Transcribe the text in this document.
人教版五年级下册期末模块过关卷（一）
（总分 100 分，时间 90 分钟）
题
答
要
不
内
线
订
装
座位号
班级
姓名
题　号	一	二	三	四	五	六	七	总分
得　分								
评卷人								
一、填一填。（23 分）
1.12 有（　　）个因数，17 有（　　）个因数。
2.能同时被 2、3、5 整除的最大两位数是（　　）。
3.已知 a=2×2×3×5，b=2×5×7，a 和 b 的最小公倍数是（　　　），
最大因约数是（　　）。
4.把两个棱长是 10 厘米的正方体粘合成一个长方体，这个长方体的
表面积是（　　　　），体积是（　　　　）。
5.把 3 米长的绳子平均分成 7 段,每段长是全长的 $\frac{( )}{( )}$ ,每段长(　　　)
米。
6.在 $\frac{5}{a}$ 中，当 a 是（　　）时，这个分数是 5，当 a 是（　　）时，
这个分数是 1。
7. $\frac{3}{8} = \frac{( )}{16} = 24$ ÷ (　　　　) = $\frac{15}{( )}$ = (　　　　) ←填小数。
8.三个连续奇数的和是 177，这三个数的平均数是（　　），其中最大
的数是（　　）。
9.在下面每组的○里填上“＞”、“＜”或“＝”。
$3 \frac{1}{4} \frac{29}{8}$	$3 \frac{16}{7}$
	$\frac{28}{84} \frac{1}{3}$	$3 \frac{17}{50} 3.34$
###
Copy each entry exactly, with nothing added or dropped.

Transcribe the text in this document.
人教版五年级下册期末模块过关卷（一）
（总分 100 分，时间 90 分钟）
题
答
要
不
内
线
订
装
座位号
班级
姓名
题　号	一	二	三	四	五	六	七	总分
得　分								
评卷人								
一、填一填。（23 分）
1.12 有（　　）个因数，17 有（　　）个因数。
2.能同时被 2、3、5 整除的最大两位数是（　　）。
3.已知 a=2×2×3×5，b=2×5×7，a 和 b 的最小公倍数是（　　　），
最大因约数是（　　）。
4.把两个棱长是 10 厘米的正方体粘合成一个长方体，这个长方体的
表面积是（　　　　），体积是（　　　　）。
5.把 3 米长的绳子平均分成 7 段,每段长是全长的 $\frac{( )}{( )}$ ,每段长(　　　)
米。
6.在 $\frac{5}{a}$ 中，当 a 是（　　）时，这个分数是 5，当 a 是（　　）时，
这个分数是 1。
7. $\frac{3}{8} = \frac{( )}{16} = 24$ ÷ (　　　　) = $\frac{15}{( )}$ = (　　　　) ←填小数。
8.三个连续奇数的和是 177，这三个数的平均数是（　　），其中最大
的数是（　　）。
9.在下面每组的○里填上“＞”、“＜”或“＝”。
$3 \frac{1}{4} \frac{29}{8}$	$3 \frac{16}{7}$
	$\frac{28}{84} \frac{1}{3}$	$3 \frac{17}{50} 3.34$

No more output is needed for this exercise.